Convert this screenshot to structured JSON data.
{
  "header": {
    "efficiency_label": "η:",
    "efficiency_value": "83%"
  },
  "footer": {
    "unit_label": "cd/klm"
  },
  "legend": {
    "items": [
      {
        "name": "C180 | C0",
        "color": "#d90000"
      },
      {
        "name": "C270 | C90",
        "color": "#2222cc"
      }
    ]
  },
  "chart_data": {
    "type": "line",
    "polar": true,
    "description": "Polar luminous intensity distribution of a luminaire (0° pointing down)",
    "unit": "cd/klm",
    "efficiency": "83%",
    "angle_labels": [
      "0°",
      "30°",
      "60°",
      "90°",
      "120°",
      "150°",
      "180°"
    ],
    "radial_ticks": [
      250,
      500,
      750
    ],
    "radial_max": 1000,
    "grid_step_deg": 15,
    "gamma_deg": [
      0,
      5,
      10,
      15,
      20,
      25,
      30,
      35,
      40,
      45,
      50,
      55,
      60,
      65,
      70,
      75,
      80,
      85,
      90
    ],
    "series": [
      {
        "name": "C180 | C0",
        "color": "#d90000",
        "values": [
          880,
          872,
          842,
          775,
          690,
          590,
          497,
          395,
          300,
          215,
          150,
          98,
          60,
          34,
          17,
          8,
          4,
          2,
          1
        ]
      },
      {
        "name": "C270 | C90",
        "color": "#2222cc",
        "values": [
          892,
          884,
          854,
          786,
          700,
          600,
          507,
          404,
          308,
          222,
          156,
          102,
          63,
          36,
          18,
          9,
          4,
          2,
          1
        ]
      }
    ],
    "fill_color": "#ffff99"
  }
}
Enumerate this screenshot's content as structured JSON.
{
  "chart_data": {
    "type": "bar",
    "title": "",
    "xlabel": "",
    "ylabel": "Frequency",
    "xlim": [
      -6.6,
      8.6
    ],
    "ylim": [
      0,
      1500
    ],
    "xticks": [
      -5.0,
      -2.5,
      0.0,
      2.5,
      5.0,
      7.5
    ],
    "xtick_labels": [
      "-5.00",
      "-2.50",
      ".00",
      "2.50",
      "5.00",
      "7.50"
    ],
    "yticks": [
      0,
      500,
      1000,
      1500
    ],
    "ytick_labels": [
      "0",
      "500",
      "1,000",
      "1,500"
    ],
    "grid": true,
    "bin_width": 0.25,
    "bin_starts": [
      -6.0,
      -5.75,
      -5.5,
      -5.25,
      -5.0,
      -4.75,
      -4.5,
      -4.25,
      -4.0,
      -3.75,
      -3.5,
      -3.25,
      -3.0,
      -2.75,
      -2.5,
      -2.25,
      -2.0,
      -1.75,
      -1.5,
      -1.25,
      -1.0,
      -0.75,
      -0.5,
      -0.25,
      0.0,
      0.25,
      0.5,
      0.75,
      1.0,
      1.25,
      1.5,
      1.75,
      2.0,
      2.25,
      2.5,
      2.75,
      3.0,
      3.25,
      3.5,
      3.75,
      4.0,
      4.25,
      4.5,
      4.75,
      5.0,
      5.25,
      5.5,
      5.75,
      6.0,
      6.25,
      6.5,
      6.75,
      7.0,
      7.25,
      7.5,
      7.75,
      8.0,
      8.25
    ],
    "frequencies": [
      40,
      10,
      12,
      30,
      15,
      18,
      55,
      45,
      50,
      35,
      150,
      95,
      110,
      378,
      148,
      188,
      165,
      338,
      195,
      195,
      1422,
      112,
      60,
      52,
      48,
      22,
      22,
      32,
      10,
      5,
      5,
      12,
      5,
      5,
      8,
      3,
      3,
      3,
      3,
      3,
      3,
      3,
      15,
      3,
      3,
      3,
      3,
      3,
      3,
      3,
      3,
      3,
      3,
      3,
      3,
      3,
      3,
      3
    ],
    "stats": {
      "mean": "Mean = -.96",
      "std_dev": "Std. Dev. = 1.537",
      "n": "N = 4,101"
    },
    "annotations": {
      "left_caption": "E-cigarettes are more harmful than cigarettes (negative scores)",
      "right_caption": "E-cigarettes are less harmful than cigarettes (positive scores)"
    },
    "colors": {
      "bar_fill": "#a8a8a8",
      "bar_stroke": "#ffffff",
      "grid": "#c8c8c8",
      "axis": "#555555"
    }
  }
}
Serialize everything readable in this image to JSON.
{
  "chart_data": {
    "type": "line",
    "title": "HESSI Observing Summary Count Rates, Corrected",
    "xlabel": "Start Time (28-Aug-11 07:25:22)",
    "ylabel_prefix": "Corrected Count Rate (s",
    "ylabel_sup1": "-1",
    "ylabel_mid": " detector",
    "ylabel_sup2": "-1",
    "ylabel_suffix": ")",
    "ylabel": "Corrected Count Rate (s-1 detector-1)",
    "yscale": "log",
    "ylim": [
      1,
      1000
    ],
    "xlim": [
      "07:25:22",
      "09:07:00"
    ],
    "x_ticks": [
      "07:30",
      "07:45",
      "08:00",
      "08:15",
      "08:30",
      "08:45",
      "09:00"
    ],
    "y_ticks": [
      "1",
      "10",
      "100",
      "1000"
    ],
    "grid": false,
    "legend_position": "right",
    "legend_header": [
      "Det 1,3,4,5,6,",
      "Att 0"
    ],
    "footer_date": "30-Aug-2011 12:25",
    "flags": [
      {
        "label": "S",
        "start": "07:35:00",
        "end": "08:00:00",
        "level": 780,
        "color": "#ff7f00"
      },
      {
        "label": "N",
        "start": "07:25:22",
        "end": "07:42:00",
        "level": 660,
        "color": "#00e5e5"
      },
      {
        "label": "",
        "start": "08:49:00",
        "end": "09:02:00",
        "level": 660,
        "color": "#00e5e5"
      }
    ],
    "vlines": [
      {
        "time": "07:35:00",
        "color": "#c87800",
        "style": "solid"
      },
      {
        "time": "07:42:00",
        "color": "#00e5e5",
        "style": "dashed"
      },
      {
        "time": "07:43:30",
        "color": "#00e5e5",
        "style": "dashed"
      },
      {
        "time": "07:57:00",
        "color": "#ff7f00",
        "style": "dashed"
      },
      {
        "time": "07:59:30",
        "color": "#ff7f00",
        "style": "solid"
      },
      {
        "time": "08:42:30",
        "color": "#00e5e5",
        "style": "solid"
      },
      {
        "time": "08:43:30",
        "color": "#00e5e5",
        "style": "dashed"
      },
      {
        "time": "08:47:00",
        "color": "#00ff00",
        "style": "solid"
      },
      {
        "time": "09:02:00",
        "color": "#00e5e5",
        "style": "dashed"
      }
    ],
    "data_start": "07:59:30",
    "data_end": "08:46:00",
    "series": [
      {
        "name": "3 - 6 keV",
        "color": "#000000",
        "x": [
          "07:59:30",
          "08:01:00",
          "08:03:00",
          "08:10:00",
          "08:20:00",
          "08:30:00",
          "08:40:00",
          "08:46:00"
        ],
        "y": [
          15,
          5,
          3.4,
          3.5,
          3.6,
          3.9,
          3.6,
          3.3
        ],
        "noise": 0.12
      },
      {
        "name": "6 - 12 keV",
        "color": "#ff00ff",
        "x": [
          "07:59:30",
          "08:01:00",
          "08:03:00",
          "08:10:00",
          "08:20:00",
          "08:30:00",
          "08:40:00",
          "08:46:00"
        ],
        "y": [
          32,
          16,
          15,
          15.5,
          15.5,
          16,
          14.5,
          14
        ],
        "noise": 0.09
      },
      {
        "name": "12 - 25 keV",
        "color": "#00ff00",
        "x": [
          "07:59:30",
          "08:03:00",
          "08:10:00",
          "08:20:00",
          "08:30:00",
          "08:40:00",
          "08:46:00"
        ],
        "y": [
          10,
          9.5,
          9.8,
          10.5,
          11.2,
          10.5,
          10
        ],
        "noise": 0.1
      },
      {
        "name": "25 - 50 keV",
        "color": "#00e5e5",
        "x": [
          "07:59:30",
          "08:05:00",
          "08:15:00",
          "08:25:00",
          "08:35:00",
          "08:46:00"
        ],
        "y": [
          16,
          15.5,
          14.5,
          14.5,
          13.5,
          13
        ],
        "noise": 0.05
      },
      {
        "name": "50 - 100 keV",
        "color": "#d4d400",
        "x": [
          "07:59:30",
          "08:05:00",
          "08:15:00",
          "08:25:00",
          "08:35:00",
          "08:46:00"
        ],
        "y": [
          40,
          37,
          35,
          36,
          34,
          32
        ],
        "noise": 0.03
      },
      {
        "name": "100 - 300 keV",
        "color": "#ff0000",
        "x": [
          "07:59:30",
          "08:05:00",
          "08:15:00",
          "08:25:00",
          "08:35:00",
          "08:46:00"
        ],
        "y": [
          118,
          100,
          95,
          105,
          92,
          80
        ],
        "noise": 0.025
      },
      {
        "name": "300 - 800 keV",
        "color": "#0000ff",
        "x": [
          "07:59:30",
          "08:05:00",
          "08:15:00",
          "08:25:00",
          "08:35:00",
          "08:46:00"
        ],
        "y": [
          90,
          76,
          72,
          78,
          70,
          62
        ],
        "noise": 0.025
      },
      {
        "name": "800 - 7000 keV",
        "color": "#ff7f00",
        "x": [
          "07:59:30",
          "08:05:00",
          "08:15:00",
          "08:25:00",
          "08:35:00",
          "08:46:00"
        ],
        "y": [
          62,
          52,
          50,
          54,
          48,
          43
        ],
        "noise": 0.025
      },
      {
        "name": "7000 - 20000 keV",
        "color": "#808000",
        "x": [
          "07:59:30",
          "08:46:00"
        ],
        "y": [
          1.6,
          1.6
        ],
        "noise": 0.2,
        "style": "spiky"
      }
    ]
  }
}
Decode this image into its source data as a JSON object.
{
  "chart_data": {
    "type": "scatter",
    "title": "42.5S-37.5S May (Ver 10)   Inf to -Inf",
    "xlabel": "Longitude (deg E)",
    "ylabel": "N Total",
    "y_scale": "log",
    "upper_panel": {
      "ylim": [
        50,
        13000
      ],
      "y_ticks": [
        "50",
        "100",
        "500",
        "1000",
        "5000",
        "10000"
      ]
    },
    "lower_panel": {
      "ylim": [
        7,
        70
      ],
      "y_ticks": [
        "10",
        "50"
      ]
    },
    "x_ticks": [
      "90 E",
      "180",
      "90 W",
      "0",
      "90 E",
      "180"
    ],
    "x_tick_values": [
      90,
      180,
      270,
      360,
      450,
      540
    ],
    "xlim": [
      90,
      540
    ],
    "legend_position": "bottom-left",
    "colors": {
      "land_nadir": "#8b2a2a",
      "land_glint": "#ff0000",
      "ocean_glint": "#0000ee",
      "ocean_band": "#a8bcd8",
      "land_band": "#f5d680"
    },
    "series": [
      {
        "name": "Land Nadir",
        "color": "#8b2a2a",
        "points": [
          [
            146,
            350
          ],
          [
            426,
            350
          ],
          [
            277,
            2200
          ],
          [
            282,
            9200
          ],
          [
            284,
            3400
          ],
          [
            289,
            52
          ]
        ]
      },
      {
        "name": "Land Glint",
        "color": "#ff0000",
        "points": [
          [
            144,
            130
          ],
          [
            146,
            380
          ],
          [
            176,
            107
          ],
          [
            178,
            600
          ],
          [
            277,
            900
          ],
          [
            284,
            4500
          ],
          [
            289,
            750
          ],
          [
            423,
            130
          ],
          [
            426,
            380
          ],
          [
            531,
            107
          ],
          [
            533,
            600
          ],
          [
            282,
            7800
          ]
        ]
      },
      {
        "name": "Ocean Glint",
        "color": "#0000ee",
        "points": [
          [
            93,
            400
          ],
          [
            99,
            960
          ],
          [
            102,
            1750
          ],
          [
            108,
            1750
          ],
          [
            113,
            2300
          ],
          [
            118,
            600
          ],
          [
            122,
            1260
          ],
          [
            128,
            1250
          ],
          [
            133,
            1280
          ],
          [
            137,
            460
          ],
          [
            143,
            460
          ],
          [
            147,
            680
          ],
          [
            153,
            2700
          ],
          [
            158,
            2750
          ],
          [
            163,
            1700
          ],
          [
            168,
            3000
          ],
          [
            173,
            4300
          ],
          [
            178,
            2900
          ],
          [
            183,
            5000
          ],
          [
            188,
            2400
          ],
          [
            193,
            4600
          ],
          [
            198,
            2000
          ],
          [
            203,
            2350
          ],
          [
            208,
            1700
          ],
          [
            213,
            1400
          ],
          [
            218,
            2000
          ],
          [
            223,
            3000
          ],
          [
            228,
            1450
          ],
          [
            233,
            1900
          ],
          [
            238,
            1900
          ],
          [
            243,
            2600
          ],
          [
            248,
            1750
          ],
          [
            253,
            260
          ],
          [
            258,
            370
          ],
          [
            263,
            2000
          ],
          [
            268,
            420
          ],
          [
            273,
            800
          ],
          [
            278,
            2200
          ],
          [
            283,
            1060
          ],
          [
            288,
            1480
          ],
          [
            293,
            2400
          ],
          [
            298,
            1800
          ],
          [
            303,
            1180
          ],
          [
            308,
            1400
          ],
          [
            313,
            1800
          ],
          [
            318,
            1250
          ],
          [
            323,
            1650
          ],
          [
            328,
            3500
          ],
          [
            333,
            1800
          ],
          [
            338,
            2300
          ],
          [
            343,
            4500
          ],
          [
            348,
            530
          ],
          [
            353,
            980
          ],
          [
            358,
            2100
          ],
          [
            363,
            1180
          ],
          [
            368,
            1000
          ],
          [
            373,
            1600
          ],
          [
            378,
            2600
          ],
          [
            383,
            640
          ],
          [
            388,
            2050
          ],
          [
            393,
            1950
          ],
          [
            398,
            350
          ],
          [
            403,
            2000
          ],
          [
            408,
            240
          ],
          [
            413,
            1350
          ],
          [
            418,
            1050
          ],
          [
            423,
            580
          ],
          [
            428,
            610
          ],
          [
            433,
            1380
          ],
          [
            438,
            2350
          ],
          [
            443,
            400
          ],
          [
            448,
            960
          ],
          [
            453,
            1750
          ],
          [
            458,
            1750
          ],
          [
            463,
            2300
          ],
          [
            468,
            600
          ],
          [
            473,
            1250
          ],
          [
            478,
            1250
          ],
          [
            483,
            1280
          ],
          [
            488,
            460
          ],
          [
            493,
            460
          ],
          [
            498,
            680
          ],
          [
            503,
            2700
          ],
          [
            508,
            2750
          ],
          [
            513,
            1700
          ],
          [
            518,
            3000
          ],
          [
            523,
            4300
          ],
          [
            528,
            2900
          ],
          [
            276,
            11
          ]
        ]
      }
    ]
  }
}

═══

**THE TASK**
Go through the records and show every line with the string "xlabel" in it.

**SOLUTION TO THIS EXERCISE**
    "xlabel": "",
    "xlabel": "Start Time (28-Aug-11 07:25:22)",
    "xlabel": "Longitude (deg E)",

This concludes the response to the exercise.